START

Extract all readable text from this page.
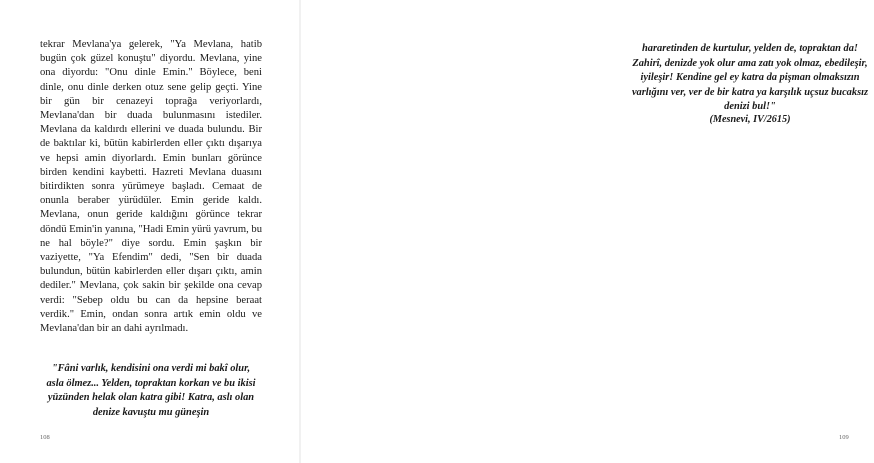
tekrar Mevlana'ya gelerek, "Ya Mevlana, hatib bugün çok güzel konuştu" diyordu. Mevlana, yine ona diyordu: "Onu dinle Emin." Böylece, beni dinle, onu dinle derken otuz sene gelip geçti. Yine bir gün bir cenazeyi toprağa veriyorlardı, Mevlana'dan bir duada bulunmasını istediler. Mevlana da kaldırdı ellerini ve duada bulundu. Bir de baktılar ki, bütün kabirlerden eller çıktı dışarıya ve hepsi amin diyorlardı. Emin bunları görünce birden kendini kaybetti. Hazreti Mevlana duasını bitirdikten sonra yürümeye başladı. Cemaat de onunla beraber yürüdüler. Emin geride kaldı. Mevlana, onun geride kaldığını görünce tekrar döndü Emin'in yanına, "Hadi Emin yürü yavrum, bu ne hal böyle?" diye sordu. Emin şaşkın bir vaziyette, "Ya Efendim" dedi, "Sen bir duada bulundun, bütün kabirlerden eller dışarı çıktı, amin dediler." Mevlana, çok sakin bir şekilde ona cevap verdi: "Sebep oldu bu can da hepsine beraat verdik." Emin, ondan sonra artık emin oldu ve Mevlana'dan bir an dahi ayrılmadı.

"Fâni varlık, kendisini ona verdi mi bakî olur, asla ölmez... Yelden, topraktan korkan ve bu ikisi yüzünden helak olan katra gibi! Katra, aslı olan denize kavuştu mu güneşin

108

hararetinden de kurtulur, yelden de, topraktan da! Zahirî, denizde yok olur ama zatı yok olmaz, ebedileşir, iyileşir! Kendine gel ey katra da pişman olmaksızın varlığını ver, ver de bir katra ya karşılık uçsuz bucaksız denizi bul!"

(Mesnevi, IV/2615)

109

END

● **TASK STATEMENT**
Return the entries unchanged, save for the pictures, which do not belong in the copy.

● **EXPECTED ANSWER**
Extract all readable text from this page.
tekrar Mevlana'ya gelerek, "Ya Mevlana, hatib bugün çok güzel konuştu" diyordu. Mevlana, yine ona diyordu: "Onu dinle Emin." Böylece, beni dinle, onu dinle derken otuz sene gelip geçti. Yine bir gün bir cenazeyi toprağa veriyorlardı, Mevlana'dan bir duada bulunmasını istediler. Mevlana da kaldırdı ellerini ve duada bulundu. Bir de baktılar ki, bütün kabirlerden eller çıktı dışarıya ve hepsi amin diyorlardı. Emin bunları görünce birden kendini kaybetti. Hazreti Mevlana duasını bitirdikten sonra yürümeye başladı. Cemaat de onunla beraber yürüdüler. Emin geride kaldı. Mevlana, onun geride kaldığını görünce tekrar döndü Emin'in yanına, "Hadi Emin yürü yavrum, bu ne hal böyle?" diye sordu. Emin şaşkın bir vaziyette, "Ya Efendim" dedi, "Sen bir duada bulundun, bütün kabirlerden eller dışarı çıktı, amin dediler." Mevlana, çok sakin bir şekilde ona cevap verdi: "Sebep oldu bu can da hepsine beraat verdik." Emin, ondan sonra artık emin oldu ve Mevlana'dan bir an dahi ayrılmadı.

"Fâni varlık, kendisini ona verdi mi bakî olur, asla ölmez... Yelden, topraktan korkan ve bu ikisi yüzünden helak olan katra gibi! Katra, aslı olan denize kavuştu mu güneşin

108

hararetinden de kurtulur, yelden de, topraktan da! Zahirî, denizde yok olur ama zatı yok olmaz, ebedileşir, iyileşir! Kendine gel ey katra da pişman olmaksızın varlığını ver, ver de bir katra ya karşılık uçsuz bucaksız denizi bul!"

(Mesnevi, IV/2615)

109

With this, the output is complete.